> [WRITTEN REQUEST]: Reproduce the entries in full, with no changes.

> [Excerpts from a figure dataset]:
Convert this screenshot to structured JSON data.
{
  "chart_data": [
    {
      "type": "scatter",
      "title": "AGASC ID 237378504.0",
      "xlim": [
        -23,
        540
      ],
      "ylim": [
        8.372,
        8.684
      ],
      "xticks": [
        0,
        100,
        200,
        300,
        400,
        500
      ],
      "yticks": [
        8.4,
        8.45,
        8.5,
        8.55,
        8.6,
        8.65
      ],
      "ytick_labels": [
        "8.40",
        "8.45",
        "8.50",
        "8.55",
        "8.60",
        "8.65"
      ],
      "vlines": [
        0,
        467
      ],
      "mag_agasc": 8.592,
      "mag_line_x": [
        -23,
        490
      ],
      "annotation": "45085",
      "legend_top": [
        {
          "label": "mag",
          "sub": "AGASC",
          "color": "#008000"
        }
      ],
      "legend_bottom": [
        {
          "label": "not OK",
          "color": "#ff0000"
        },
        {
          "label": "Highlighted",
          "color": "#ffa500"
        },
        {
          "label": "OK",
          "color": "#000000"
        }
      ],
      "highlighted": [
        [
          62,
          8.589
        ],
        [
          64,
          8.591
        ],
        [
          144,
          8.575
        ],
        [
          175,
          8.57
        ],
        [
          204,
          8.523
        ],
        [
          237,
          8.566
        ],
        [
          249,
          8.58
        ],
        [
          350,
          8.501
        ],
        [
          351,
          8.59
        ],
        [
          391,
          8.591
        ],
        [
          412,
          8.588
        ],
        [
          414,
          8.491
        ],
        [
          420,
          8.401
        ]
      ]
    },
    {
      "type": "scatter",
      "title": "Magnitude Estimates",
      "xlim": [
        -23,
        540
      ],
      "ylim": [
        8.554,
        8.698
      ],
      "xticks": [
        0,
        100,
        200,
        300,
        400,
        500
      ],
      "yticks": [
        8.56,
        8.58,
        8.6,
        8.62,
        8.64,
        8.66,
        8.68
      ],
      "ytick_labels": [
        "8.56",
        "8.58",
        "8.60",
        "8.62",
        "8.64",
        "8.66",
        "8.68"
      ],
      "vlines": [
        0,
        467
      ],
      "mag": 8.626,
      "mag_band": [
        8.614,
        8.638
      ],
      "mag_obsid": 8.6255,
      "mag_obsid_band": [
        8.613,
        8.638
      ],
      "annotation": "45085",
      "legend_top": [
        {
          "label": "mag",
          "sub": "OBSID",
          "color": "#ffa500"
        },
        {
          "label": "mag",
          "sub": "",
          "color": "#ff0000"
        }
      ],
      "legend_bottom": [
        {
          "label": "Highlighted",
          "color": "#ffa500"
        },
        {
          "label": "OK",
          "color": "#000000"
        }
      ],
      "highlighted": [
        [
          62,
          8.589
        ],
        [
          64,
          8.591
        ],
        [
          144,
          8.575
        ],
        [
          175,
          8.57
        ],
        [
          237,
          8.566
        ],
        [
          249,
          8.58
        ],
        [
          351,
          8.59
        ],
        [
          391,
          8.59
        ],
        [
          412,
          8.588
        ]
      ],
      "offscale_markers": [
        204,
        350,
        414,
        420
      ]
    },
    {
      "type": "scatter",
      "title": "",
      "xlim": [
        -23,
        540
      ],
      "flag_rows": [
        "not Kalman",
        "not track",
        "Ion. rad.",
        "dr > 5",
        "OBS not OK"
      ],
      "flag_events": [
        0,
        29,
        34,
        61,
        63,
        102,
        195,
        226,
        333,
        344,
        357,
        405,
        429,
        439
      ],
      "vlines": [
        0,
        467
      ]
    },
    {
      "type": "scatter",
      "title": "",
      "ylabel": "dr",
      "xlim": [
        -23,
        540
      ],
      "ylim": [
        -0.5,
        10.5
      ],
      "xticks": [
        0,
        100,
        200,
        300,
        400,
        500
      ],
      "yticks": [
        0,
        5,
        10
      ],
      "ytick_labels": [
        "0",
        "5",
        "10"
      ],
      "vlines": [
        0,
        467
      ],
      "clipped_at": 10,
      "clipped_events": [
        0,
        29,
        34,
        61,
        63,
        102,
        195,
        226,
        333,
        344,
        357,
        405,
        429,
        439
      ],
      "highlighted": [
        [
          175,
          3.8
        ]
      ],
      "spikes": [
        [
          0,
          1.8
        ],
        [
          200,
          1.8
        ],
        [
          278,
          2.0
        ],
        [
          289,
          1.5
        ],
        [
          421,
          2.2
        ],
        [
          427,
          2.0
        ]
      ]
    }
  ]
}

> [RESULT BELOW]:
Convert this screenshot to structured JSON data.
{
  "chart_data": [
    {
      "type": "scatter",
      "title": "AGASC ID 237378504.0",
      "xlim": [
        -23,
        540
      ],
      "ylim": [
        8.372,
        8.684
      ],
      "xticks": [
        0,
        100,
        200,
        300,
        400,
        500
      ],
      "yticks": [
        8.4,
        8.45,
        8.5,
        8.55,
        8.6,
        8.65
      ],
      "ytick_labels": [
        "8.40",
        "8.45",
        "8.50",
        "8.55",
        "8.60",
        "8.65"
      ],
      "vlines": [
        0,
        467
      ],
      "mag_agasc": 8.592,
      "mag_line_x": [
        -23,
        490
      ],
      "annotation": "45085",
      "legend_top": [
        {
          "label": "mag",
          "sub": "AGASC",
          "color": "#008000"
        }
      ],
      "legend_bottom": [
        {
          "label": "not OK",
          "color": "#ff0000"
        },
        {
          "label": "Highlighted",
          "color": "#ffa500"
        },
        {
          "label": "OK",
          "color": "#000000"
        }
      ],
      "highlighted": [
        [
          62,
          8.589
        ],
        [
          64,
          8.591
        ],
        [
          144,
          8.575
        ],
        [
          175,
          8.57
        ],
        [
          204,
          8.523
        ],
        [
          237,
          8.566
        ],
        [
          249,
          8.58
        ],
        [
          350,
          8.501
        ],
        [
          351,
          8.59
        ],
        [
          391,
          8.591
        ],
        [
          412,
          8.588
        ],
        [
          414,
          8.491
        ],
        [
          420,
          8.401
        ]
      ]
    },
    {
      "type": "scatter",
      "title": "Magnitude Estimates",
      "xlim": [
        -23,
        540
      ],
      "ylim": [
        8.554,
        8.698
      ],
      "xticks": [
        0,
        100,
        200,
        300,
        400,
        500
      ],
      "yticks": [
        8.56,
        8.58,
        8.6,
        8.62,
        8.64,
        8.66,
        8.68
      ],
      "ytick_labels": [
        "8.56",
        "8.58",
        "8.60",
        "8.62",
        "8.64",
        "8.66",
        "8.68"
      ],
      "vlines": [
        0,
        467
      ],
      "mag": 8.626,
      "mag_band": [
        8.614,
        8.638
      ],
      "mag_obsid": 8.6255,
      "mag_obsid_band": [
        8.613,
        8.638
      ],
      "annotation": "45085",
      "legend_top": [
        {
          "label": "mag",
          "sub": "OBSID",
          "color": "#ffa500"
        },
        {
          "label": "mag",
          "sub": "",
          "color": "#ff0000"
        }
      ],
      "legend_bottom": [
        {
          "label": "Highlighted",
          "color": "#ffa500"
        },
        {
          "label": "OK",
          "color": "#000000"
        }
      ],
      "highlighted": [
        [
          62,
          8.589
        ],
        [
          64,
          8.591
        ],
        [
          144,
          8.575
        ],
        [
          175,
          8.57
        ],
        [
          237,
          8.566
        ],
        [
          249,
          8.58
        ],
        [
          351,
          8.59
        ],
        [
          391,
          8.59
        ],
        [
          412,
          8.588
        ]
      ],
      "offscale_markers": [
        204,
        350,
        414,
        420
      ]
    },
    {
      "type": "scatter",
      "title": "",
      "xlim": [
        -23,
        540
      ],
      "flag_rows": [
        "not Kalman",
        "not track",
        "Ion. rad.",
        "dr > 5",
        "OBS not OK"
      ],
      "flag_events": [
        0,
        29,
        34,
        61,
        63,
        102,
        195,
        226,
        333,
        344,
        357,
        405,
        429,
        439
      ],
      "vlines": [
        0,
        467
      ]
    },
    {
      "type": "scatter",
      "title": "",
      "ylabel": "dr",
      "xlim": [
        -23,
        540
      ],
      "ylim": [
        -0.5,
        10.5
      ],
      "xticks": [
        0,
        100,
        200,
        300,
        400,
        500
      ],
      "yticks": [
        0,
        5,
        10
      ],
      "ytick_labels": [
        "0",
        "5",
        "10"
      ],
      "vlines": [
        0,
        467
      ],
      "clipped_at": 10,
      "clipped_events": [
        0,
        29,
        34,
        61,
        63,
        102,
        195,
        226,
        333,
        344,
        357,
        405,
        429,
        439
      ],
      "highlighted": [
        [
          175,
          3.8
        ]
      ],
      "spikes": [
        [
          0,
          1.8
        ],
        [
          200,
          1.8
        ],
        [
          278,
          2.0
        ],
        [
          289,
          1.5
        ],
        [
          421,
          2.2
        ],
        [
          427,
          2.0
        ]
      ]
    }
  ]
}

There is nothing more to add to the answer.